(What this task involves): Output each line exactly as it appears, skipping any embedded picture.

↓↓↓

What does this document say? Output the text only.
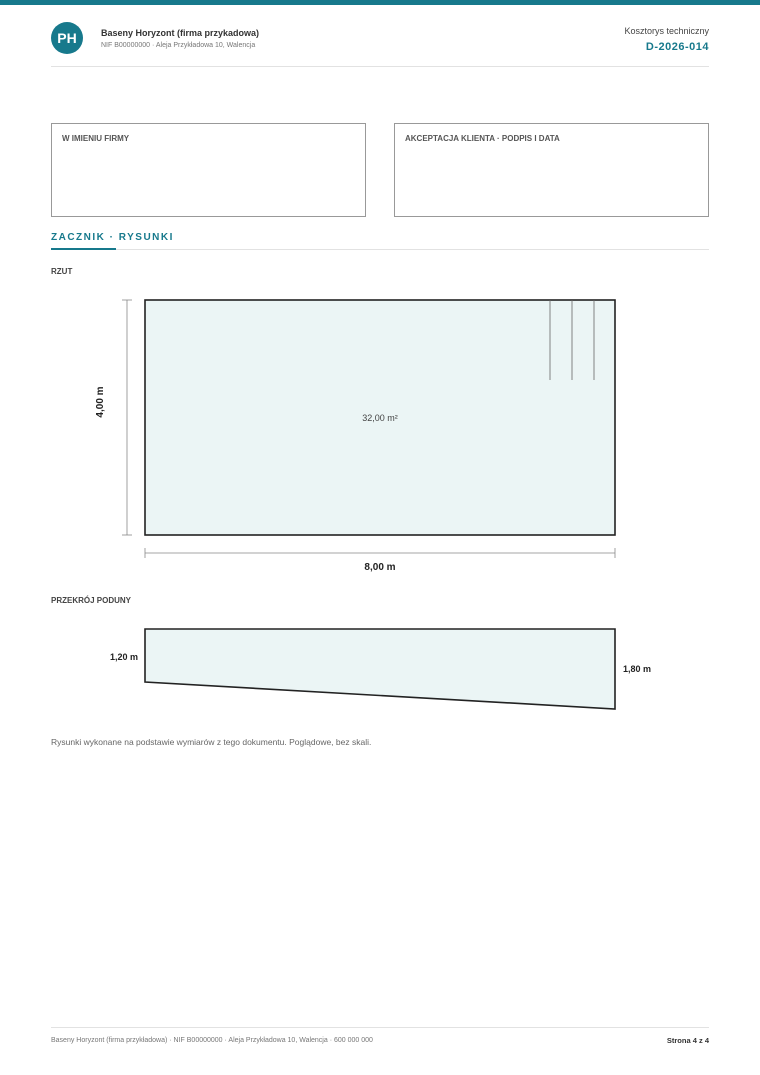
PH	Baseny Horyzont (firma przykadowa)
NIF B00000000 · Aleja Przykładowa 10, Walencja
Kosztorys techniczny
D-2026-014
W IMIENIU FIRMY	AKCEPTACJA KLIENTA · PODPIS I DATA
ZACZNIK · RYSUNKI
RZUT
32,00 m²
4,00 m
8,00 m
1,20 m
1,80 m
PRZEKRÓJ PODUNY
Rysunki wykonane na podstawie wymiarów z tego dokumentu. Poglądowe, bez skali.
Baseny Horyzont (firma przykładowa) · NIF B00000000 · Aleja Przykładowa 10, Walencja · 600 000 000	Strona 4 z 4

↑↑↑

(Answer to the exercise):
What does this document say? Output the text only.
PH	Baseny Horyzont (firma przykadowa)
NIF B00000000 · Aleja Przykładowa 10, Walencja
Kosztorys techniczny
D-2026-014
W IMIENIU FIRMY	AKCEPTACJA KLIENTA · PODPIS I DATA
ZACZNIK · RYSUNKI
RZUT
32,00 m²
4,00 m
8,00 m
1,20 m
1,80 m
PRZEKRÓJ PODUNY
Rysunki wykonane na podstawie wymiarów z tego dokumentu. Poglądowe, bez skali.
Baseny Horyzont (firma przykładowa) · NIF B00000000 · Aleja Przykładowa 10, Walencja · 600 000 000	Strona 4 z 4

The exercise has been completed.